Data extract:
──────────

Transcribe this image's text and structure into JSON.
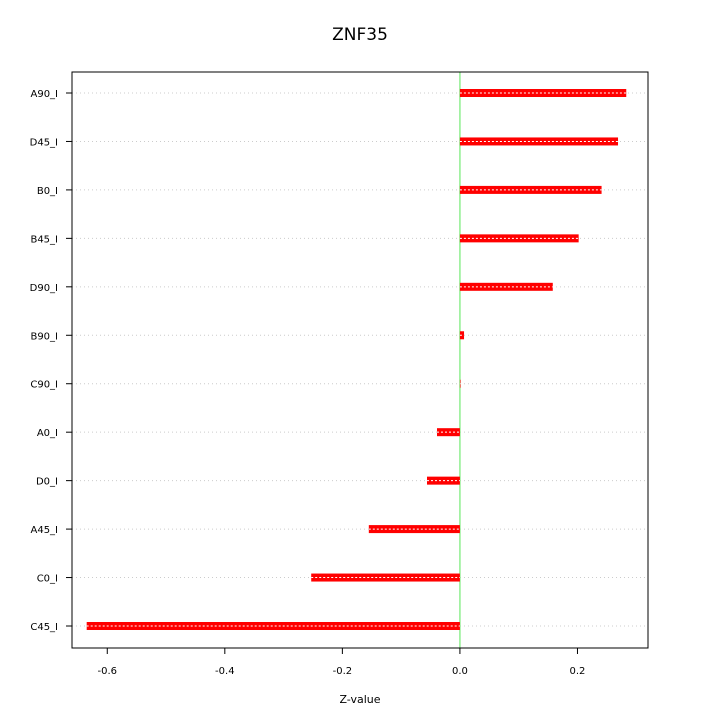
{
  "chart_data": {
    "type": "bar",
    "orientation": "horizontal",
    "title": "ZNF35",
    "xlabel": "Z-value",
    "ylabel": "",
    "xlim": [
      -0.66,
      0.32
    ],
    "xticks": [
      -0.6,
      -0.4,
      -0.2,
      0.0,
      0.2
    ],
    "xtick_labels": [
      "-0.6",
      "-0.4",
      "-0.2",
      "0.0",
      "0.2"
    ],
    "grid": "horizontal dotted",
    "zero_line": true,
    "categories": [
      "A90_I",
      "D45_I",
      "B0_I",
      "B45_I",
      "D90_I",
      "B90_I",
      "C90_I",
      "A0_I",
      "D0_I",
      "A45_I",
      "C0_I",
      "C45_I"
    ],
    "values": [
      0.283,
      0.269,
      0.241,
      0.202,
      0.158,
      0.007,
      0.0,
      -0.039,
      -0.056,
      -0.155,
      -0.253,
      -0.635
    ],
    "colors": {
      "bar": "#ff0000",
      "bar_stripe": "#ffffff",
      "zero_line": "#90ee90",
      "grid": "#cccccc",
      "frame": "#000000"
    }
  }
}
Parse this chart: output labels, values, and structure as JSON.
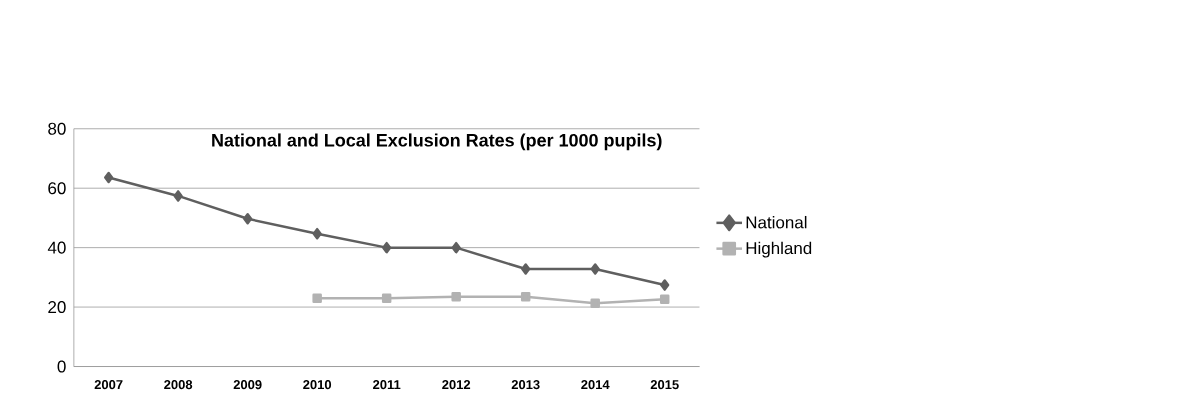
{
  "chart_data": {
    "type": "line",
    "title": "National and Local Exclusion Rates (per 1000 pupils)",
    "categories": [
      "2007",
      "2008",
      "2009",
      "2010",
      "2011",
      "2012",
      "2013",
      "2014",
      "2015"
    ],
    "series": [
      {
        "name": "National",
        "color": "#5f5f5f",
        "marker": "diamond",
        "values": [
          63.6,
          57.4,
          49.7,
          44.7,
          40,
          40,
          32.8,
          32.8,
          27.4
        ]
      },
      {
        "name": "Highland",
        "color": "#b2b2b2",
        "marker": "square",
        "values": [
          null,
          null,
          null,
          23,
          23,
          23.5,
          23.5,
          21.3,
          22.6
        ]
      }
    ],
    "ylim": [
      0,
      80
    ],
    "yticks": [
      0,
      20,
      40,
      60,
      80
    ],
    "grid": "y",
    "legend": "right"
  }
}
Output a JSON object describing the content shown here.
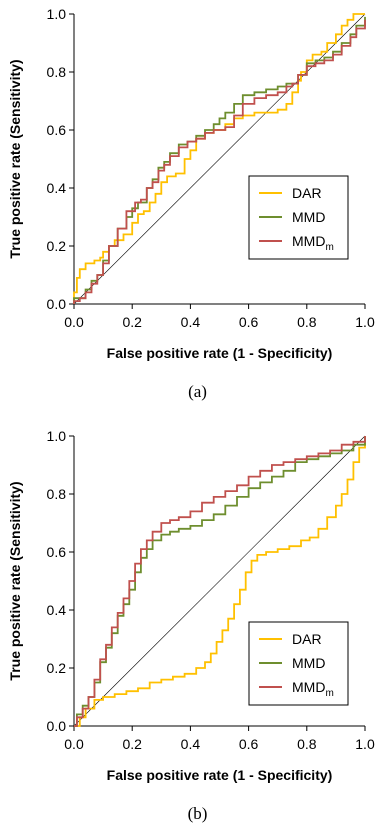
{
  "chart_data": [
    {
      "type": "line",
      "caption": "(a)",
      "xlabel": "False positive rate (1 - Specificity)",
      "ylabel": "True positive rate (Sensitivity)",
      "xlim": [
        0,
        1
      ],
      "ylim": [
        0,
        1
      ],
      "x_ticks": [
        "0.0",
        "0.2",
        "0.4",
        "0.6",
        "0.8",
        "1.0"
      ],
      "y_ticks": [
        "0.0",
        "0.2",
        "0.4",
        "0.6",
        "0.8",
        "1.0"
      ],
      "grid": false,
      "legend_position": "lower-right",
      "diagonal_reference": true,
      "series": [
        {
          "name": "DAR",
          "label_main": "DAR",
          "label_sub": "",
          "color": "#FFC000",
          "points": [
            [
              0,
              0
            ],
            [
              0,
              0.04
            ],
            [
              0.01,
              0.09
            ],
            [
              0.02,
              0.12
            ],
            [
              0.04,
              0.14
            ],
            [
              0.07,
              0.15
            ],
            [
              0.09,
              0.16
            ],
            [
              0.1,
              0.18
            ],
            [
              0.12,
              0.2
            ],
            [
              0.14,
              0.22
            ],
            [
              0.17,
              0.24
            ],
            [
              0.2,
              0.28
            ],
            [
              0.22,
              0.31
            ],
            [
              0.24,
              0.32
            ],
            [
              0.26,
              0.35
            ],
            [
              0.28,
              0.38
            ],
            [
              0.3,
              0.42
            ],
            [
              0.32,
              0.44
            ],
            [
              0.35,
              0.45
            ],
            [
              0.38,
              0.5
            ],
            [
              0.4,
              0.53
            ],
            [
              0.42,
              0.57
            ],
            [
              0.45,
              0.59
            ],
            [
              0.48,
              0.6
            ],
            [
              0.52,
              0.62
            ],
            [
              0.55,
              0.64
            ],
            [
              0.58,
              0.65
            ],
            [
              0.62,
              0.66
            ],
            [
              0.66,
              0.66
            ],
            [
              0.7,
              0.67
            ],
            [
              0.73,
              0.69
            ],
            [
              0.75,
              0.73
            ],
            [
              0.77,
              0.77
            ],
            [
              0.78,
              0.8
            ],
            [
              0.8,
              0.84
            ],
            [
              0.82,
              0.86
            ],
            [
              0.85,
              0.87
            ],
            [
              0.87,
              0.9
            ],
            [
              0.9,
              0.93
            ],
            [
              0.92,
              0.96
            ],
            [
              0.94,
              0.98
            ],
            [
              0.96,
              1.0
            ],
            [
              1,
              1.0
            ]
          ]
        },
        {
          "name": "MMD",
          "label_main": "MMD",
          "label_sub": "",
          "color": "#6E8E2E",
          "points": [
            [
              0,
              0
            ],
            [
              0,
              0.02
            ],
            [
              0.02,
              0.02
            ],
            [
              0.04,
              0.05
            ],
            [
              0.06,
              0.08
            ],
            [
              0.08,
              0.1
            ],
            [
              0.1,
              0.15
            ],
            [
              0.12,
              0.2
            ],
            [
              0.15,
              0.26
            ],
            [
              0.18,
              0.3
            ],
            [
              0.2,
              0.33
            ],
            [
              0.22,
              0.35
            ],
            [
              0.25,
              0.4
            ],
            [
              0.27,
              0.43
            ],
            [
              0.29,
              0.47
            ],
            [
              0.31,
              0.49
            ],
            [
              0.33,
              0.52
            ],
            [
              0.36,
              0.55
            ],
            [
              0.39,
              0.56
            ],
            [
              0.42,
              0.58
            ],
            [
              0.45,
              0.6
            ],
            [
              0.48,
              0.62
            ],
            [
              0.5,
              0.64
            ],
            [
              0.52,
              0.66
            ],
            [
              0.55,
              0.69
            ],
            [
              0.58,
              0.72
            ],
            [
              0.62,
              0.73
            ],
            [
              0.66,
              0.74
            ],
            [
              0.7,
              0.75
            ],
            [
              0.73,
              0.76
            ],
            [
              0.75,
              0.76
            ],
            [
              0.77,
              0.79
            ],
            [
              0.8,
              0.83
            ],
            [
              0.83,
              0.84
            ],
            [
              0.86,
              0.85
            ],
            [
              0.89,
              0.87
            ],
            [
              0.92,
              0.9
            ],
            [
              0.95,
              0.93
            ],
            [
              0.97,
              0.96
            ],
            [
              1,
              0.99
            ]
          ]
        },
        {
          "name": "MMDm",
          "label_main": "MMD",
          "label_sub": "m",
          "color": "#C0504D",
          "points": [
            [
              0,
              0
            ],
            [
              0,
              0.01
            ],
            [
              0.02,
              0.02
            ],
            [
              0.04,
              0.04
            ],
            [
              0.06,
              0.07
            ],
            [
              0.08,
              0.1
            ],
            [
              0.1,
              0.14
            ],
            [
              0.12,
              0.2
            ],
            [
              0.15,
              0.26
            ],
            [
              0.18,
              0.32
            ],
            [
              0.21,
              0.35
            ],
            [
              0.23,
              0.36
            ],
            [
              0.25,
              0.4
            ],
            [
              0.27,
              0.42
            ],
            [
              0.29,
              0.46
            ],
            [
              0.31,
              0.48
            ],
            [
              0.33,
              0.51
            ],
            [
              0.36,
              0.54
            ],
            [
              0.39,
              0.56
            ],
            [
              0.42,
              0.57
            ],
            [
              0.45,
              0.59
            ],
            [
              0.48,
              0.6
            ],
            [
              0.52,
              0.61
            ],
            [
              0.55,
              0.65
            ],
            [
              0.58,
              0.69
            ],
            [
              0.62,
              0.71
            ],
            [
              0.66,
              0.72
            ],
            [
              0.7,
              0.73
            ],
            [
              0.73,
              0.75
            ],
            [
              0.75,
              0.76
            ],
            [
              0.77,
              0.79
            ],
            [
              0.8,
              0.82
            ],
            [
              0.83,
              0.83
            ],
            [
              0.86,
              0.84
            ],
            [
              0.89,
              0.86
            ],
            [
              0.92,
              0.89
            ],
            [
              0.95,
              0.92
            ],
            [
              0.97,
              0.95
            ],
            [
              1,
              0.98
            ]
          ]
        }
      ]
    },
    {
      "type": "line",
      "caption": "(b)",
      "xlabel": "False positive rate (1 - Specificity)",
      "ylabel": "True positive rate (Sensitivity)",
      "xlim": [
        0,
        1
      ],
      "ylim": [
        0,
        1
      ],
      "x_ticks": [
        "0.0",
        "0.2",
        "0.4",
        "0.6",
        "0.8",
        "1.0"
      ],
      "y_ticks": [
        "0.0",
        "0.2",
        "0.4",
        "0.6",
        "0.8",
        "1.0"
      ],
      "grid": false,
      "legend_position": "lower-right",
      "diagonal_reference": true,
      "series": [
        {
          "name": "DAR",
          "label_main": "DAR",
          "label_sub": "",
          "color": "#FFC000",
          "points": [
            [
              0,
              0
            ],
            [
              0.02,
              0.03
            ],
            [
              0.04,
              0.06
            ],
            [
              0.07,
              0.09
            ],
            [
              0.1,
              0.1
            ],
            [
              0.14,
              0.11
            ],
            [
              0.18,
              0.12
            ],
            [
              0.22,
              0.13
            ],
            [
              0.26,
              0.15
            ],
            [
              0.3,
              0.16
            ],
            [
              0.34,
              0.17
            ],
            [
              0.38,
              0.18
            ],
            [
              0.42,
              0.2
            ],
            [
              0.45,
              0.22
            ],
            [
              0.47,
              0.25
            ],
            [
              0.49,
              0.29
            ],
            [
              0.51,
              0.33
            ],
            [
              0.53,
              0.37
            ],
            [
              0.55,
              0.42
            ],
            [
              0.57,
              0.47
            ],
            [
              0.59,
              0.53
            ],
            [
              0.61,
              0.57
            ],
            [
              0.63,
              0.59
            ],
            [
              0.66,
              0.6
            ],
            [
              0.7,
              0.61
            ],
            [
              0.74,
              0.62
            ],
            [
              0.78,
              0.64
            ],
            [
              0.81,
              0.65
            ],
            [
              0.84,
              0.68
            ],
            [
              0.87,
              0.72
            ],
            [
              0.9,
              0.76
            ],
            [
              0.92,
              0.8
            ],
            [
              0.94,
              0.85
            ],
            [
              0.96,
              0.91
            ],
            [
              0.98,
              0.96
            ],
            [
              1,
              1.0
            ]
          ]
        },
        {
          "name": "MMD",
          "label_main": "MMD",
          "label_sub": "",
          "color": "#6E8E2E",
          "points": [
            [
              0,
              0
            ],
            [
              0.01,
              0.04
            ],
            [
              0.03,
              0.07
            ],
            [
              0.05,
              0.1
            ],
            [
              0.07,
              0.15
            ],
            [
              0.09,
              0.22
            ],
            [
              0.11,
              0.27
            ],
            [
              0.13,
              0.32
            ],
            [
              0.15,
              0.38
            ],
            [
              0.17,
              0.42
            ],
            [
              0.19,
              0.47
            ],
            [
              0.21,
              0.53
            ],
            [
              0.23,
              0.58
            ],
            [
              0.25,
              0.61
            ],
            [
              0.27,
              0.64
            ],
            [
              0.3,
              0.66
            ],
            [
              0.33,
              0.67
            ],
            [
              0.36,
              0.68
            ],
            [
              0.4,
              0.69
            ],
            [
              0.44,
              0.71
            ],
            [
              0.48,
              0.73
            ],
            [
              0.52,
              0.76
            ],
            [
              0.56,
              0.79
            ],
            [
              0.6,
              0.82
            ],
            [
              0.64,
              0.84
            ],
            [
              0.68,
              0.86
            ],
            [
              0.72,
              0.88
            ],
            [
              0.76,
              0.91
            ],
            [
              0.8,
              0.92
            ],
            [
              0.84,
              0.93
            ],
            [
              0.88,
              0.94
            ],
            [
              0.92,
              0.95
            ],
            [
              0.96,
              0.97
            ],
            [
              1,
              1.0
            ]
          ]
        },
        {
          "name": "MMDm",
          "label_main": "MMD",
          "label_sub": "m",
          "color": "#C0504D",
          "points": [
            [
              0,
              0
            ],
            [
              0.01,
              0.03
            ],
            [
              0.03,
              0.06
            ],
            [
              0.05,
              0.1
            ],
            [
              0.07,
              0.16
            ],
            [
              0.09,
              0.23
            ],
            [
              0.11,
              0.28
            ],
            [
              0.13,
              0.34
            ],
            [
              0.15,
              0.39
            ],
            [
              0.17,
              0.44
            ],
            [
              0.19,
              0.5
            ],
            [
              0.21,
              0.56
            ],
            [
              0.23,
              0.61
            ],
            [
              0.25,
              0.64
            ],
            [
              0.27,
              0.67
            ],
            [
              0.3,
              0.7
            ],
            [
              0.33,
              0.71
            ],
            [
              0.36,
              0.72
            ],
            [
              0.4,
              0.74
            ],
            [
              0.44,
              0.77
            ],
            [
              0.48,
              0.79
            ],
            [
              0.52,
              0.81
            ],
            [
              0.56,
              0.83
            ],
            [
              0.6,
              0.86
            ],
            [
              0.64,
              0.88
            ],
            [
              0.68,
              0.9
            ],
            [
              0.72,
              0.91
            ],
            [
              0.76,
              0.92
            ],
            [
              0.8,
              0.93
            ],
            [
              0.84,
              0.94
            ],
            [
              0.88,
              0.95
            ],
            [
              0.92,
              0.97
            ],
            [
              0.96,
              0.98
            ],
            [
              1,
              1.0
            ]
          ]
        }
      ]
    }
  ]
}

──────────

Written instruction:
Copy each line of the listing that contains the string "structure".

Solution for this problem:
Transcribe this image's text and structure into JSON.
Parse this chart: output labels, values, and structure as JSON.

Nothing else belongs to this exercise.